◆ **Exercise input**:
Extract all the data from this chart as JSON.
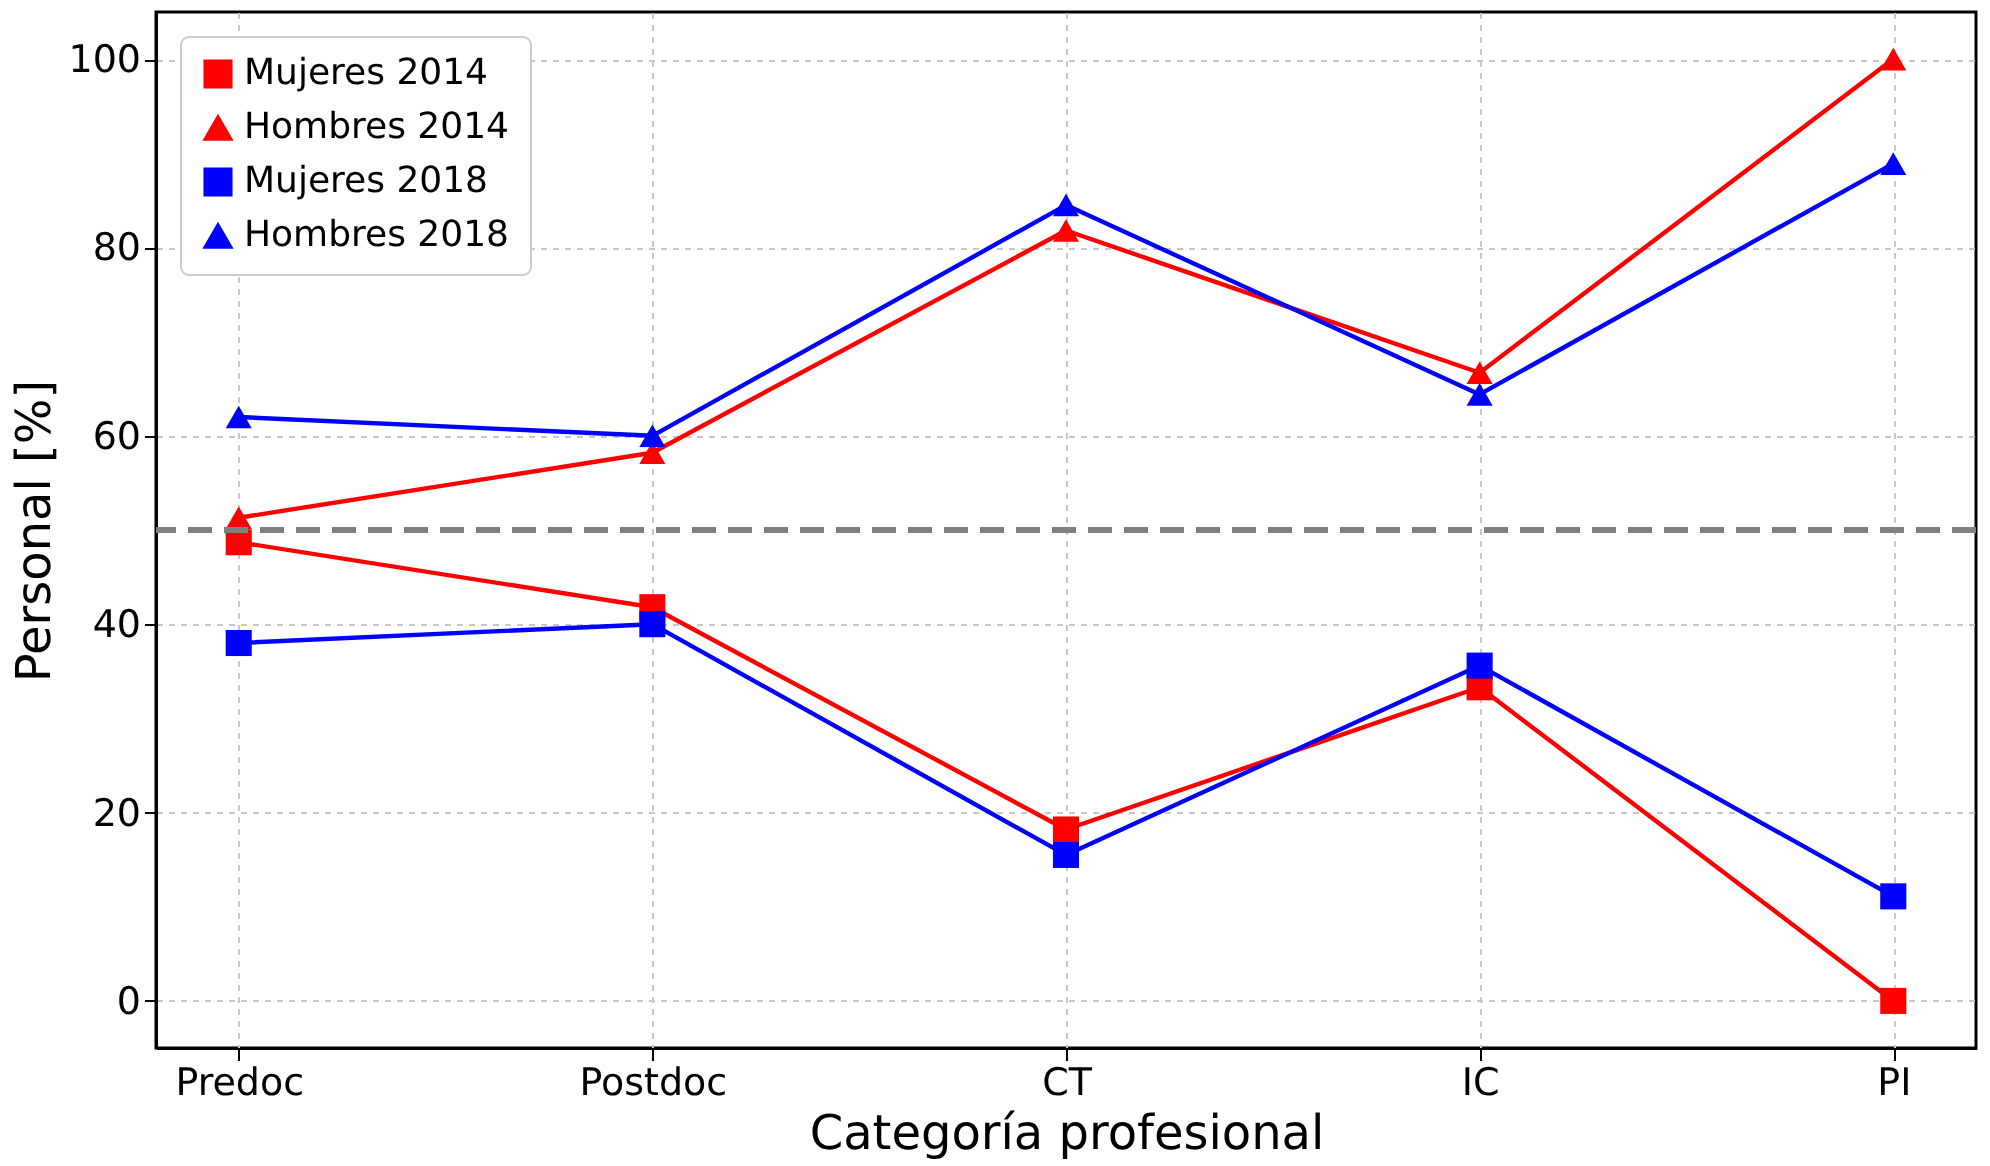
{
  "chart_data": {
    "type": "line",
    "xlabel": "Categoría profesional",
    "ylabel": "Personal [%]",
    "categories": [
      "Predoc",
      "Postdoc",
      "CT",
      "IC",
      "PI"
    ],
    "series": [
      {
        "name": "Mujeres 2014",
        "color": "#ff0000",
        "marker": "square",
        "values": [
          48.7,
          41.8,
          18.2,
          33.3,
          0
        ]
      },
      {
        "name": "Hombres 2014",
        "color": "#ff0000",
        "marker": "triangle",
        "values": [
          51.3,
          58.2,
          81.8,
          66.7,
          100
        ]
      },
      {
        "name": "Mujeres 2018",
        "color": "#0000ff",
        "marker": "square",
        "values": [
          38,
          40,
          15.5,
          35.6,
          11.1
        ]
      },
      {
        "name": "Hombres 2018",
        "color": "#0000ff",
        "marker": "triangle",
        "values": [
          62,
          60,
          84.5,
          64.4,
          88.9
        ]
      }
    ],
    "ylim": [
      -5,
      105
    ],
    "yticks": [
      0,
      20,
      40,
      60,
      80,
      100
    ],
    "grid": true,
    "legend": "top left",
    "line_style": "solid",
    "ref_lines": [
      {
        "axis": "y",
        "value": 50,
        "color": "#808080",
        "line_style": "dashed"
      }
    ]
  }
}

◆ **Work to do**: Gather each line in the entries above where the string "Hombres" is found.

◆ **Exercise output**:
        "name": "Hombres 2014",
        "name": "Hombres 2018",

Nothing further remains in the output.